_Data listing_.
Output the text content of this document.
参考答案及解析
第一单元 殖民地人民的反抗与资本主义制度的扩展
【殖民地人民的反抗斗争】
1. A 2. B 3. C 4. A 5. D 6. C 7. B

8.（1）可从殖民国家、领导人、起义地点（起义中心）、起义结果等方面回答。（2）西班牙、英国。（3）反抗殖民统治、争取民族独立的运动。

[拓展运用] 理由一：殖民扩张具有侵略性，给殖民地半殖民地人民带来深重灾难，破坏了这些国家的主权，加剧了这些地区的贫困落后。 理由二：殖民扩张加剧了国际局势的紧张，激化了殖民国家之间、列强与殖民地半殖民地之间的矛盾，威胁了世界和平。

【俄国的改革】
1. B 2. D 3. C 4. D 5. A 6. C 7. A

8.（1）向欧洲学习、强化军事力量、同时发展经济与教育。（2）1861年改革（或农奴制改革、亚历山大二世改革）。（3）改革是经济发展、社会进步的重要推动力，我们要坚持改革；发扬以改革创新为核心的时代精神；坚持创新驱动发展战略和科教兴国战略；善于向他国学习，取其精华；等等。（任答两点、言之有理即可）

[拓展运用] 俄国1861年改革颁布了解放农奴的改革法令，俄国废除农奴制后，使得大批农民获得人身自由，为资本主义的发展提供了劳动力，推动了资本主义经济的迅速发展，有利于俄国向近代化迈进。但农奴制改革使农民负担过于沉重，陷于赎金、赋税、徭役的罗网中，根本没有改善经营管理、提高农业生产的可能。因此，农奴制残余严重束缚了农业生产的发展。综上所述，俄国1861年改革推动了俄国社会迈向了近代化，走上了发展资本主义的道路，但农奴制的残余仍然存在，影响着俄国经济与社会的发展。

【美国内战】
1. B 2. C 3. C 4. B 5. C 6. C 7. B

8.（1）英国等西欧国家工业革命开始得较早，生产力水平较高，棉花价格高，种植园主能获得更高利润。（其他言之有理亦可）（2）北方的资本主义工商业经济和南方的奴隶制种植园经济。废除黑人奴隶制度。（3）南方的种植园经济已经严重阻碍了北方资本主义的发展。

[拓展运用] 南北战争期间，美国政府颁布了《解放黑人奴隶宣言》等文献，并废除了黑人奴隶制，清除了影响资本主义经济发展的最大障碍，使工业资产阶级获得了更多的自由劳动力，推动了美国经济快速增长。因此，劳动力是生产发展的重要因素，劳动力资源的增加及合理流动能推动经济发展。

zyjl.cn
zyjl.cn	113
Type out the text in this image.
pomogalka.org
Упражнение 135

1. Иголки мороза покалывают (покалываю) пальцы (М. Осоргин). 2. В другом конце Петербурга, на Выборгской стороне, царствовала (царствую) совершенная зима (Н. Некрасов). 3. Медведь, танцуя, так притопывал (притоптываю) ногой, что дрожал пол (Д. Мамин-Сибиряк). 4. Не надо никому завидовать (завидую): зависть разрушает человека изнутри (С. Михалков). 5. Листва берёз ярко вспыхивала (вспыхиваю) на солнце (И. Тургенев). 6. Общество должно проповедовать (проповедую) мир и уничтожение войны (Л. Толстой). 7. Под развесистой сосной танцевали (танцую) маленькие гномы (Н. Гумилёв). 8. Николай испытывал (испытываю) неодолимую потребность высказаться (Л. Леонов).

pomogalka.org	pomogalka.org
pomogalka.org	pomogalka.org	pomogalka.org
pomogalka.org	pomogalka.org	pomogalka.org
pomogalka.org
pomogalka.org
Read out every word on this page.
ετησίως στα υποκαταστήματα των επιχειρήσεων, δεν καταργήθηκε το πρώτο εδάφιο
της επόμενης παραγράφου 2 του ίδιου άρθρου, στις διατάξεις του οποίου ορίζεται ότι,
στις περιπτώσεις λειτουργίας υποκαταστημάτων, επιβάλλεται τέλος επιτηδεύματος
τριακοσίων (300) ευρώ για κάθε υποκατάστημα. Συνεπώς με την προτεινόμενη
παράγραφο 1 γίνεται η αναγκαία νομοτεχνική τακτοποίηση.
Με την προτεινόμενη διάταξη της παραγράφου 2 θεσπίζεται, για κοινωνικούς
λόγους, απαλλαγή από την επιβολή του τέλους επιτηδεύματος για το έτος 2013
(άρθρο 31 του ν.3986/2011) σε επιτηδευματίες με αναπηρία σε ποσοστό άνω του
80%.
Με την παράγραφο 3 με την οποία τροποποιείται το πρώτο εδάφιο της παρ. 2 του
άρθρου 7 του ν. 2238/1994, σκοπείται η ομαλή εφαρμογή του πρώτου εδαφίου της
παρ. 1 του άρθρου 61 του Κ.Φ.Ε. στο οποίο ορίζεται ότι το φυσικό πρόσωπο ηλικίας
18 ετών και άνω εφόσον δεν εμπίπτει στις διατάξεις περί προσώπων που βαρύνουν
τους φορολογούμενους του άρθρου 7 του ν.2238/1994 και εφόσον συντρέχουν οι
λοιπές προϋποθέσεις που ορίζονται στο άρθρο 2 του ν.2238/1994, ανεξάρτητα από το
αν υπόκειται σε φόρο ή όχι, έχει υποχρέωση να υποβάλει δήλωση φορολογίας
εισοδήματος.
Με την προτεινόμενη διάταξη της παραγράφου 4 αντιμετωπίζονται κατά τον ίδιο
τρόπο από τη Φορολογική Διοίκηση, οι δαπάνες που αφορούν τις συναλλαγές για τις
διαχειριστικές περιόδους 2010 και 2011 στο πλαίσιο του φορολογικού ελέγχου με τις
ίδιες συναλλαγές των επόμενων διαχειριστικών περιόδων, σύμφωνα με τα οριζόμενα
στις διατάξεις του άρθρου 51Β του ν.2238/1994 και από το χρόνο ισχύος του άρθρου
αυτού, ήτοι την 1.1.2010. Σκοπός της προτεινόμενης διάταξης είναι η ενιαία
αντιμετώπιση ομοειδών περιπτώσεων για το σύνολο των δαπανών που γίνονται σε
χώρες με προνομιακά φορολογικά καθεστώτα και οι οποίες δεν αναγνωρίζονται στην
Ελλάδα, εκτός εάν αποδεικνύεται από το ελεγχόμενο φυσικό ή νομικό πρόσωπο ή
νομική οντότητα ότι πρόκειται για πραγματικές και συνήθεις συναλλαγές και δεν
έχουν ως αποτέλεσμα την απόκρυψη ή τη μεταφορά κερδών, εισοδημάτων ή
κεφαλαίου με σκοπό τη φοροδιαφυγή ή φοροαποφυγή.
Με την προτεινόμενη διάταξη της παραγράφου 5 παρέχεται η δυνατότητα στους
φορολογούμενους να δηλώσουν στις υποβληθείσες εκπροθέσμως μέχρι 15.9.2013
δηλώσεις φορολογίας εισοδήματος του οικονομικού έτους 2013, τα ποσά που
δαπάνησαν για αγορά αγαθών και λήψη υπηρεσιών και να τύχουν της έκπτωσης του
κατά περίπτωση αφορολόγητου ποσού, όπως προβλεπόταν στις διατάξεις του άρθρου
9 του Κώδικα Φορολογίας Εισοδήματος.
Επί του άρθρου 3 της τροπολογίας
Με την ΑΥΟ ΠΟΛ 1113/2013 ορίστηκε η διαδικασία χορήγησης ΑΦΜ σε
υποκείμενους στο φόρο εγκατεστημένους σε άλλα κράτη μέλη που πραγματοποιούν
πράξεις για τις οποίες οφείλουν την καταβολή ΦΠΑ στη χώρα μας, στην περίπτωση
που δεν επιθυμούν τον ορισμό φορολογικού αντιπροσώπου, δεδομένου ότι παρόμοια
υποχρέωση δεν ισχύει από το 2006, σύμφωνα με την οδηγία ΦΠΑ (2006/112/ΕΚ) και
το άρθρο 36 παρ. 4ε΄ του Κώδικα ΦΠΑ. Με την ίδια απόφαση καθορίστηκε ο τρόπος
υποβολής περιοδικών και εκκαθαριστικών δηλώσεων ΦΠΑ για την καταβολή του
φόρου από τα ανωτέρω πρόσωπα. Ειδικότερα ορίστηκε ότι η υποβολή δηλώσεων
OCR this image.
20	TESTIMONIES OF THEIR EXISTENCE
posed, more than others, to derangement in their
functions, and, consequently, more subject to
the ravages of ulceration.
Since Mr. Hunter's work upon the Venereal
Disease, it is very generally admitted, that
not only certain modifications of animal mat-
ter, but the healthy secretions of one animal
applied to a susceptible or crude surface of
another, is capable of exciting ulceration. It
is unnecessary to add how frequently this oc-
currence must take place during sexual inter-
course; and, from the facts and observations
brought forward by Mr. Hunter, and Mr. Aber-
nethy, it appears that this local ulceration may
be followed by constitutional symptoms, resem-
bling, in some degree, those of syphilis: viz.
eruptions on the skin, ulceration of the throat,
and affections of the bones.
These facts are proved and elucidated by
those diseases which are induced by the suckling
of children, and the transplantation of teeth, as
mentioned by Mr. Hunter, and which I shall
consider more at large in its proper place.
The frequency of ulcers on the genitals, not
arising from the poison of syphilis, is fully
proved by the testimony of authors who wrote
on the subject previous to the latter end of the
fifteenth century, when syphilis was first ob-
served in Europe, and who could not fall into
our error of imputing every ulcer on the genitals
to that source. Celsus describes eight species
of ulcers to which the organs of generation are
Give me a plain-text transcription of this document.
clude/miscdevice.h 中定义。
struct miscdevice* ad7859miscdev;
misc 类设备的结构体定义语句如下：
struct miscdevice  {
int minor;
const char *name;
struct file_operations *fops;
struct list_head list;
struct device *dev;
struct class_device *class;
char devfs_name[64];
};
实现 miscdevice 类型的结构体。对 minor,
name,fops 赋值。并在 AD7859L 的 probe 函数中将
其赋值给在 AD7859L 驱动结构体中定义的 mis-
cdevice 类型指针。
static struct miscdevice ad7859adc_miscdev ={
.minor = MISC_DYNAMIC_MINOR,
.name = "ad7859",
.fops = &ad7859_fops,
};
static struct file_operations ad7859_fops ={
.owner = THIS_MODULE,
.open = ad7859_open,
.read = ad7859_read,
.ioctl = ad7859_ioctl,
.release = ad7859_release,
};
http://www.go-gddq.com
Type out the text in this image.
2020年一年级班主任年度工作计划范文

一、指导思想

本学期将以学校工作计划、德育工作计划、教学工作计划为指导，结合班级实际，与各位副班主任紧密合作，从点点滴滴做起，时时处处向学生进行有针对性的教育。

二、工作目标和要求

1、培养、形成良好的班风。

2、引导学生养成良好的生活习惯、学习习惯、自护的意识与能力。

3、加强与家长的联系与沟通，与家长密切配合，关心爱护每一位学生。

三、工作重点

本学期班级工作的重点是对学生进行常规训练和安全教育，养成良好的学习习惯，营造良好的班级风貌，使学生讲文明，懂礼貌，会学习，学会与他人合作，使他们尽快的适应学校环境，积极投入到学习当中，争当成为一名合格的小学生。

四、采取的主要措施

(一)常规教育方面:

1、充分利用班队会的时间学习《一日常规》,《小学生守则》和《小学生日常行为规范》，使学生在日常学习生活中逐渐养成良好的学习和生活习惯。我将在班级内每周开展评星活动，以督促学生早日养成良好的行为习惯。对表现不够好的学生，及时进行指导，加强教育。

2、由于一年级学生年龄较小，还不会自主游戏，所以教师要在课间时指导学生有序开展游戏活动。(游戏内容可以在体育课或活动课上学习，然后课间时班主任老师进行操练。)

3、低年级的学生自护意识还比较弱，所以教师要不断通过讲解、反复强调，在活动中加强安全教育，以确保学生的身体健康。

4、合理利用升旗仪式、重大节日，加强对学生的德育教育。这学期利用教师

_What you have to do_. From the data above, copy each line where the string "proved" appears.

_Solution for this exercise_.
These facts are proved and elucidated by
proved by the testimony of authors who wrote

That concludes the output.